What to produce - Nothing but the records, copied exactly and stripped of pictures, should be in the answer.

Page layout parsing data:
——————
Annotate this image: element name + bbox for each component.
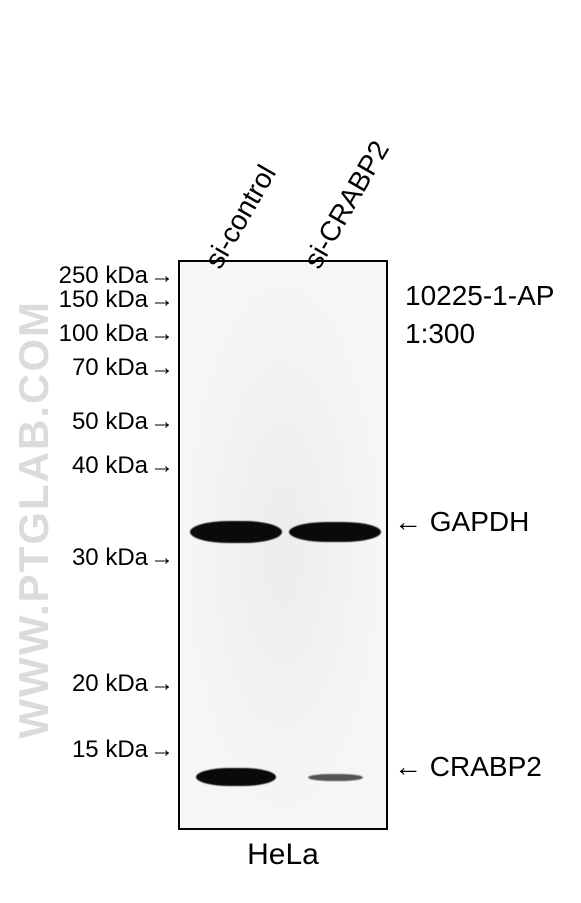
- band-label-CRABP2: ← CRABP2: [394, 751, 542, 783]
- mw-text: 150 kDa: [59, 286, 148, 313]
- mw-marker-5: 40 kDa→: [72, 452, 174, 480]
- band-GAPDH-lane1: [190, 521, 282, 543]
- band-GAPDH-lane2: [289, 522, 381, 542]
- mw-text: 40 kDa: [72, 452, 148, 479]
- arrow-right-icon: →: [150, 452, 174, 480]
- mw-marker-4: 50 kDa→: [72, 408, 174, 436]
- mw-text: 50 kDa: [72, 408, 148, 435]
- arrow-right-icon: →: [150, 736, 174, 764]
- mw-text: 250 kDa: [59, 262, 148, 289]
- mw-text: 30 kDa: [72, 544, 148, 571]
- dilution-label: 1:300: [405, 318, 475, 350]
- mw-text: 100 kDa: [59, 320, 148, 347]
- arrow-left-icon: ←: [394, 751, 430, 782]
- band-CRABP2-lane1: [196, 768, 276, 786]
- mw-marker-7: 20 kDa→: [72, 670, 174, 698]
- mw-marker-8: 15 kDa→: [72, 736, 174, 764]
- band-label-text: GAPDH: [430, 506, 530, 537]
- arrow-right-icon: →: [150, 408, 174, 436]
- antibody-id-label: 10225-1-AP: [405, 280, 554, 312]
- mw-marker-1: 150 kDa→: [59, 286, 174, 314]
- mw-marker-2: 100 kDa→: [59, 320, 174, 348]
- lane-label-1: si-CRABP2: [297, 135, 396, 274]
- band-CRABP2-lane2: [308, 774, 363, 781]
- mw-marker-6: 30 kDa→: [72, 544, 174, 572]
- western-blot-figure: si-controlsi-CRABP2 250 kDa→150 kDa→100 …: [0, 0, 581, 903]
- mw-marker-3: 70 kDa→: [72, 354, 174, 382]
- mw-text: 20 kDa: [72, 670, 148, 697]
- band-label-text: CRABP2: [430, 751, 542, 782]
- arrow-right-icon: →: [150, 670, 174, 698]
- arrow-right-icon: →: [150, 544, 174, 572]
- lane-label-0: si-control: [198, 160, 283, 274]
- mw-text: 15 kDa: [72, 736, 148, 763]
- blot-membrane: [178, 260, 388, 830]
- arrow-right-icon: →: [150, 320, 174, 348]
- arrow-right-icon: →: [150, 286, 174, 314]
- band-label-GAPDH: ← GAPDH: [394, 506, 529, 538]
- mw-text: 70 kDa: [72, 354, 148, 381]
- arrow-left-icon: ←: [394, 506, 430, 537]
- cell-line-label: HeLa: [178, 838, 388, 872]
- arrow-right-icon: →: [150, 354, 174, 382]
——————
Result for this task -
Annotate this image: element name + bbox for each component.
- band-label-CRABP2: ← CRABP2: [394, 751, 542, 783]
- mw-text: 150 kDa: [59, 286, 148, 313]
- mw-marker-5: 40 kDa→: [72, 452, 174, 480]
- band-GAPDH-lane1: [190, 521, 282, 543]
- band-GAPDH-lane2: [289, 522, 381, 542]
- mw-text: 40 kDa: [72, 452, 148, 479]
- arrow-right-icon: →: [150, 452, 174, 480]
- mw-marker-4: 50 kDa→: [72, 408, 174, 436]
- mw-text: 50 kDa: [72, 408, 148, 435]
- arrow-right-icon: →: [150, 736, 174, 764]
- mw-text: 250 kDa: [59, 262, 148, 289]
- mw-text: 30 kDa: [72, 544, 148, 571]
- dilution-label: 1:300: [405, 318, 475, 350]
- mw-text: 100 kDa: [59, 320, 148, 347]
- arrow-left-icon: ←: [394, 751, 430, 782]
- band-CRABP2-lane1: [196, 768, 276, 786]
- mw-marker-7: 20 kDa→: [72, 670, 174, 698]
- mw-marker-8: 15 kDa→: [72, 736, 174, 764]
- band-label-text: GAPDH: [430, 506, 530, 537]
- arrow-right-icon: →: [150, 408, 174, 436]
- antibody-id-label: 10225-1-AP: [405, 280, 554, 312]
- mw-marker-1: 150 kDa→: [59, 286, 174, 314]
- mw-marker-2: 100 kDa→: [59, 320, 174, 348]
- lane-label-1: si-CRABP2: [297, 135, 396, 274]
- band-CRABP2-lane2: [308, 774, 363, 781]
- mw-marker-6: 30 kDa→: [72, 544, 174, 572]
- western-blot-figure: si-controlsi-CRABP2 250 kDa→150 kDa→100 …: [0, 0, 581, 903]
- mw-marker-3: 70 kDa→: [72, 354, 174, 382]
- mw-text: 20 kDa: [72, 670, 148, 697]
- band-label-text: CRABP2: [430, 751, 542, 782]
- arrow-right-icon: →: [150, 670, 174, 698]
- arrow-right-icon: →: [150, 544, 174, 572]
- lane-label-0: si-control: [198, 160, 283, 274]
- mw-text: 15 kDa: [72, 736, 148, 763]
- blot-membrane: [178, 260, 388, 830]
- arrow-right-icon: →: [150, 320, 174, 348]
- arrow-right-icon: →: [150, 286, 174, 314]
- band-label-GAPDH: ← GAPDH: [394, 506, 529, 538]
- mw-text: 70 kDa: [72, 354, 148, 381]
- arrow-left-icon: ←: [394, 506, 430, 537]
- cell-line-label: HeLa: [178, 838, 388, 872]
- arrow-right-icon: →: [150, 354, 174, 382]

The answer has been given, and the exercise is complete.